-- begin --
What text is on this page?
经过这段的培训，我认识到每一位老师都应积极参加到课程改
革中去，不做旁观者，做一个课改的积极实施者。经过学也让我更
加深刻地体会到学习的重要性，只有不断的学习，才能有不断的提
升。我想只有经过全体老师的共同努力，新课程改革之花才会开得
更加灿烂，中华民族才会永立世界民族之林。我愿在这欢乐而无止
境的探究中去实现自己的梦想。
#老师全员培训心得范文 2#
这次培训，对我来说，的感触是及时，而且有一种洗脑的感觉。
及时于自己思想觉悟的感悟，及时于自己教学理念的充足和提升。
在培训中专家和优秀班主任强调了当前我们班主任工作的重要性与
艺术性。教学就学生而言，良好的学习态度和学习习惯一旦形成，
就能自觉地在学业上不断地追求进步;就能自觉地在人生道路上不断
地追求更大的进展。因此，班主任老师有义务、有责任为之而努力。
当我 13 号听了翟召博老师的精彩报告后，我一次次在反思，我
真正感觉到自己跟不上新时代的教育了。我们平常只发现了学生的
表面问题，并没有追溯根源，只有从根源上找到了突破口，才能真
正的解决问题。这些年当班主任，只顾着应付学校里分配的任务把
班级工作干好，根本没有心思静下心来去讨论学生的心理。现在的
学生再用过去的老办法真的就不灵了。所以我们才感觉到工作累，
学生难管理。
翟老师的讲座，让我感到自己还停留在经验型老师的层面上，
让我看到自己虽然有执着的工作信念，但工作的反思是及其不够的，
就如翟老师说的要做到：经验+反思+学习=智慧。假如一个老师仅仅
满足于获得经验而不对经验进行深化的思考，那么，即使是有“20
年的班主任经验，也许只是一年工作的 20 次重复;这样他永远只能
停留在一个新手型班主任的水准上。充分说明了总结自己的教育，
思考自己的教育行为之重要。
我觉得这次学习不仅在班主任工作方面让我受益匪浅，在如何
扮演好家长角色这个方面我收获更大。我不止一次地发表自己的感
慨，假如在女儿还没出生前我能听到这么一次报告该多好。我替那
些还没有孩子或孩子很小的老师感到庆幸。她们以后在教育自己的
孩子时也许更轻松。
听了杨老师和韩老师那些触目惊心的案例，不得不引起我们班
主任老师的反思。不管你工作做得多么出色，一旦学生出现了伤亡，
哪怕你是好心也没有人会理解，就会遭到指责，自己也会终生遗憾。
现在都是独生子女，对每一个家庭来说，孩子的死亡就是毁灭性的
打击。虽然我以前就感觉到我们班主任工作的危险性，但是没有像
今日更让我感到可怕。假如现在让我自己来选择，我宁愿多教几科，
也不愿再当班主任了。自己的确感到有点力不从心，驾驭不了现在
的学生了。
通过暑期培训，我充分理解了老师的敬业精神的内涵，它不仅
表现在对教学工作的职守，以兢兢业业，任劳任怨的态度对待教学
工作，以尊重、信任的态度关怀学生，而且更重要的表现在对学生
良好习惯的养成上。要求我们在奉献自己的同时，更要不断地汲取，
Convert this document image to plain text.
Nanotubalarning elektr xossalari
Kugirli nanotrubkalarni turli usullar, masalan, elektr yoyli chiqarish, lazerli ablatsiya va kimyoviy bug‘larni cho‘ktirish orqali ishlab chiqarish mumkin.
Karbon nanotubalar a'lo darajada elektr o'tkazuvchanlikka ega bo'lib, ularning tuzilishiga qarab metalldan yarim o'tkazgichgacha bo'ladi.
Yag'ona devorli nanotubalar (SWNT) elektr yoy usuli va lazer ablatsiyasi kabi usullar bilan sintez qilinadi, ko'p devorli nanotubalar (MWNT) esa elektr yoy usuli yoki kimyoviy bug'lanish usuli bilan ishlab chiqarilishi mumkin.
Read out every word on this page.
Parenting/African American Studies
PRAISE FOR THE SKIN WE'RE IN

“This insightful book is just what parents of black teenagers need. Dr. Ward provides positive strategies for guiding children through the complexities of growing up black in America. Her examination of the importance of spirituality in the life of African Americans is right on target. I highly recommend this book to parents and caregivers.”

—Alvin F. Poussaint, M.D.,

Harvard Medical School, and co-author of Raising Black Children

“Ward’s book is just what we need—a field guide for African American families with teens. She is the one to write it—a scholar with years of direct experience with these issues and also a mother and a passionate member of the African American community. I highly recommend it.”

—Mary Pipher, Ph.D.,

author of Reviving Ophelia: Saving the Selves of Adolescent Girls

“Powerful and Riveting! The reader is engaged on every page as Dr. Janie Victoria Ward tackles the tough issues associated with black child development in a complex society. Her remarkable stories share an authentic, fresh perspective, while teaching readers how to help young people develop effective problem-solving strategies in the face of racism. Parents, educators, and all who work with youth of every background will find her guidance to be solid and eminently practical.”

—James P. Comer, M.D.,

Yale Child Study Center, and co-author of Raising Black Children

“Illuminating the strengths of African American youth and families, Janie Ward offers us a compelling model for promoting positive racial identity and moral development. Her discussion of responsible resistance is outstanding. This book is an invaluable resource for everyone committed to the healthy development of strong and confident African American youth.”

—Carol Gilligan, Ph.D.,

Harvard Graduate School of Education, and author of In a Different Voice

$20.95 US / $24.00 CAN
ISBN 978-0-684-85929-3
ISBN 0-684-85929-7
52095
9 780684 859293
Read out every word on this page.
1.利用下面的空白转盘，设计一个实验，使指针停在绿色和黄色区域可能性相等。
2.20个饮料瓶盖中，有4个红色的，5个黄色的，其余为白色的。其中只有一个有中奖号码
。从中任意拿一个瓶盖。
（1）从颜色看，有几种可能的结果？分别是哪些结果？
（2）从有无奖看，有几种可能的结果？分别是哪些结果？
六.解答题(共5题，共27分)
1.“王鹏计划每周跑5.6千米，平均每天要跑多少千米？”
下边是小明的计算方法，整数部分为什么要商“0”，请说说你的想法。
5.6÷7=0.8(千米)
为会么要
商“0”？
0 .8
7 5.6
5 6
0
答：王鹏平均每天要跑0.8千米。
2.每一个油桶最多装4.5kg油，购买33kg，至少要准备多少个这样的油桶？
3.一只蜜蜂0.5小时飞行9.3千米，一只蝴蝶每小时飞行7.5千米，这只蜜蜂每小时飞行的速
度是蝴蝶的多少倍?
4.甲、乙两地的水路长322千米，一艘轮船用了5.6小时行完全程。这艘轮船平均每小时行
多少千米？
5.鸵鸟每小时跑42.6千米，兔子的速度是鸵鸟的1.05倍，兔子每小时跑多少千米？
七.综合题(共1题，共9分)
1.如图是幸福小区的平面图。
-- end --
→ Requirements
Count each line above in which the string "mumkin" appears, then state only the total.

→ Result
2